▼
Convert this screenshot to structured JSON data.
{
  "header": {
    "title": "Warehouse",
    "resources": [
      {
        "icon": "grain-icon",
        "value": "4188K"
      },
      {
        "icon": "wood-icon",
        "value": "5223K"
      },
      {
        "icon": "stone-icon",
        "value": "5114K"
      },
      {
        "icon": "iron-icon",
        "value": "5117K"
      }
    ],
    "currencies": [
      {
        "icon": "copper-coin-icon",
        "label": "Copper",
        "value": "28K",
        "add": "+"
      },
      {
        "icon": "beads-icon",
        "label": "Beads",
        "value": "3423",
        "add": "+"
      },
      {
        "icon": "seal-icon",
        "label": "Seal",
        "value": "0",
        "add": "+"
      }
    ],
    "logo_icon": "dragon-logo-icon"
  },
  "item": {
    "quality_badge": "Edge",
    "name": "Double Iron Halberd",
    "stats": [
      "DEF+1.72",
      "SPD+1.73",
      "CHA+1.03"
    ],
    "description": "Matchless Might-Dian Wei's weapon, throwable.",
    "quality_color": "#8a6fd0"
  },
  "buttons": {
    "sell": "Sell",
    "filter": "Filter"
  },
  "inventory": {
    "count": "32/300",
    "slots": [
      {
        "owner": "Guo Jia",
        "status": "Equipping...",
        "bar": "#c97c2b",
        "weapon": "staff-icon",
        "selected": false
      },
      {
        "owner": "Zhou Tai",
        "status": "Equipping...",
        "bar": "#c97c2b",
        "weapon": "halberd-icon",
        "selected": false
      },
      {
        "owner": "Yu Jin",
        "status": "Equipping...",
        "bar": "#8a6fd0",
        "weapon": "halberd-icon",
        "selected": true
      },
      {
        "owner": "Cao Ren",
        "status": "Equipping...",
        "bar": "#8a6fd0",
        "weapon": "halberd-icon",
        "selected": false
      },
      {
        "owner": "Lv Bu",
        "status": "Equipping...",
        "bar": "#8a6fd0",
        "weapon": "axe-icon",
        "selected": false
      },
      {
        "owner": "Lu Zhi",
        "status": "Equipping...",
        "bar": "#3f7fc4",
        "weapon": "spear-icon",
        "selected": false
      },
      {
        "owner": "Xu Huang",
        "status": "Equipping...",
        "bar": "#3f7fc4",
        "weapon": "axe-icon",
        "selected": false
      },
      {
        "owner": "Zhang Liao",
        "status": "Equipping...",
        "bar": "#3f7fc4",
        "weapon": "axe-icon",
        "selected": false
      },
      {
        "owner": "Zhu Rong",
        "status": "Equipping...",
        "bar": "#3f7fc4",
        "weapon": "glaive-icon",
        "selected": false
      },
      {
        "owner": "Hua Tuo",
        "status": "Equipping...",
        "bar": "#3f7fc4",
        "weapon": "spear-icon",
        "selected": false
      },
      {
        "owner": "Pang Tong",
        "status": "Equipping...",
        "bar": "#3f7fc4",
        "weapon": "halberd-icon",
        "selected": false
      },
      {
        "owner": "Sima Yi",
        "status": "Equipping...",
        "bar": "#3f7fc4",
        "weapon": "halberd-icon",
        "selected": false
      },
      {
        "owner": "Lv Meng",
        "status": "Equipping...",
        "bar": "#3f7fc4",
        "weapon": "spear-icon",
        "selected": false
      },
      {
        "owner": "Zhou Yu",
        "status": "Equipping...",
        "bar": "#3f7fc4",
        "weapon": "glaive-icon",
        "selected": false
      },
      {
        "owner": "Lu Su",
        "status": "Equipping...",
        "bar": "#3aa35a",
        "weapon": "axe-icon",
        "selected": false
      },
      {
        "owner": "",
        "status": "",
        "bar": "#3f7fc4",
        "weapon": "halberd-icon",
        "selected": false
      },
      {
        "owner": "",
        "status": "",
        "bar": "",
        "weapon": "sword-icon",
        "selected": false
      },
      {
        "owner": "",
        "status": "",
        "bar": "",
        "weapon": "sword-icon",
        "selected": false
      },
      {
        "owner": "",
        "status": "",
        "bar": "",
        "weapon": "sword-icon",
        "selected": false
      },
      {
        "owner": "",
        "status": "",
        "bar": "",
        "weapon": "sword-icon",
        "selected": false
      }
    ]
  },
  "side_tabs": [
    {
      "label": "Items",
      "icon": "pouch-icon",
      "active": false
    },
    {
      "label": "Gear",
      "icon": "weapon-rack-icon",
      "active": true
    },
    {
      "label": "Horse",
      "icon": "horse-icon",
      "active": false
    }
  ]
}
▲
Short problem: Give a word-for-word copy of the records.

Correct answer:
Convert this screenshot to structured JSON data.
{
  "header": {
    "title": "Warehouse",
    "resources": [
      {
        "icon": "grain-icon",
        "value": "4188K"
      },
      {
        "icon": "wood-icon",
        "value": "5223K"
      },
      {
        "icon": "stone-icon",
        "value": "5114K"
      },
      {
        "icon": "iron-icon",
        "value": "5117K"
      }
    ],
    "currencies": [
      {
        "icon": "copper-coin-icon",
        "label": "Copper",
        "value": "28K",
        "add": "+"
      },
      {
        "icon": "beads-icon",
        "label": "Beads",
        "value": "3423",
        "add": "+"
      },
      {
        "icon": "seal-icon",
        "label": "Seal",
        "value": "0",
        "add": "+"
      }
    ],
    "logo_icon": "dragon-logo-icon"
  },
  "item": {
    "quality_badge": "Edge",
    "name": "Double Iron Halberd",
    "stats": [
      "DEF+1.72",
      "SPD+1.73",
      "CHA+1.03"
    ],
    "description": "Matchless Might-Dian Wei's weapon, throwable.",
    "quality_color": "#8a6fd0"
  },
  "buttons": {
    "sell": "Sell",
    "filter": "Filter"
  },
  "inventory": {
    "count": "32/300",
    "slots": [
      {
        "owner": "Guo Jia",
        "status": "Equipping...",
        "bar": "#c97c2b",
        "weapon": "staff-icon",
        "selected": false
      },
      {
        "owner": "Zhou Tai",
        "status": "Equipping...",
        "bar": "#c97c2b",
        "weapon": "halberd-icon",
        "selected": false
      },
      {
        "owner": "Yu Jin",
        "status": "Equipping...",
        "bar": "#8a6fd0",
        "weapon": "halberd-icon",
        "selected": true
      },
      {
        "owner": "Cao Ren",
        "status": "Equipping...",
        "bar": "#8a6fd0",
        "weapon": "halberd-icon",
        "selected": false
      },
      {
        "owner": "Lv Bu",
        "status": "Equipping...",
        "bar": "#8a6fd0",
        "weapon": "axe-icon",
        "selected": false
      },
      {
        "owner": "Lu Zhi",
        "status": "Equipping...",
        "bar": "#3f7fc4",
        "weapon": "spear-icon",
        "selected": false
      },
      {
        "owner": "Xu Huang",
        "status": "Equipping...",
        "bar": "#3f7fc4",
        "weapon": "axe-icon",
        "selected": false
      },
      {
        "owner": "Zhang Liao",
        "status": "Equipping...",
        "bar": "#3f7fc4",
        "weapon": "axe-icon",
        "selected": false
      },
      {
        "owner": "Zhu Rong",
        "status": "Equipping...",
        "bar": "#3f7fc4",
        "weapon": "glaive-icon",
        "selected": false
      },
      {
        "owner": "Hua Tuo",
        "status": "Equipping...",
        "bar": "#3f7fc4",
        "weapon": "spear-icon",
        "selected": false
      },
      {
        "owner": "Pang Tong",
        "status": "Equipping...",
        "bar": "#3f7fc4",
        "weapon": "halberd-icon",
        "selected": false
      },
      {
        "owner": "Sima Yi",
        "status": "Equipping...",
        "bar": "#3f7fc4",
        "weapon": "halberd-icon",
        "selected": false
      },
      {
        "owner": "Lv Meng",
        "status": "Equipping...",
        "bar": "#3f7fc4",
        "weapon": "spear-icon",
        "selected": false
      },
      {
        "owner": "Zhou Yu",
        "status": "Equipping...",
        "bar": "#3f7fc4",
        "weapon": "glaive-icon",
        "selected": false
      },
      {
        "owner": "Lu Su",
        "status": "Equipping...",
        "bar": "#3aa35a",
        "weapon": "axe-icon",
        "selected": false
      },
      {
        "owner": "",
        "status": "",
        "bar": "#3f7fc4",
        "weapon": "halberd-icon",
        "selected": false
      },
      {
        "owner": "",
        "status": "",
        "bar": "",
        "weapon": "sword-icon",
        "selected": false
      },
      {
        "owner": "",
        "status": "",
        "bar": "",
        "weapon": "sword-icon",
        "selected": false
      },
      {
        "owner": "",
        "status": "",
        "bar": "",
        "weapon": "sword-icon",
        "selected": false
      },
      {
        "owner": "",
        "status": "",
        "bar": "",
        "weapon": "sword-icon",
        "selected": false
      }
    ]
  },
  "side_tabs": [
    {
      "label": "Items",
      "icon": "pouch-icon",
      "active": false
    },
    {
      "label": "Gear",
      "icon": "weapon-rack-icon",
      "active": true
    },
    {
      "label": "Horse",
      "icon": "horse-icon",
      "active": false
    }
  ]
}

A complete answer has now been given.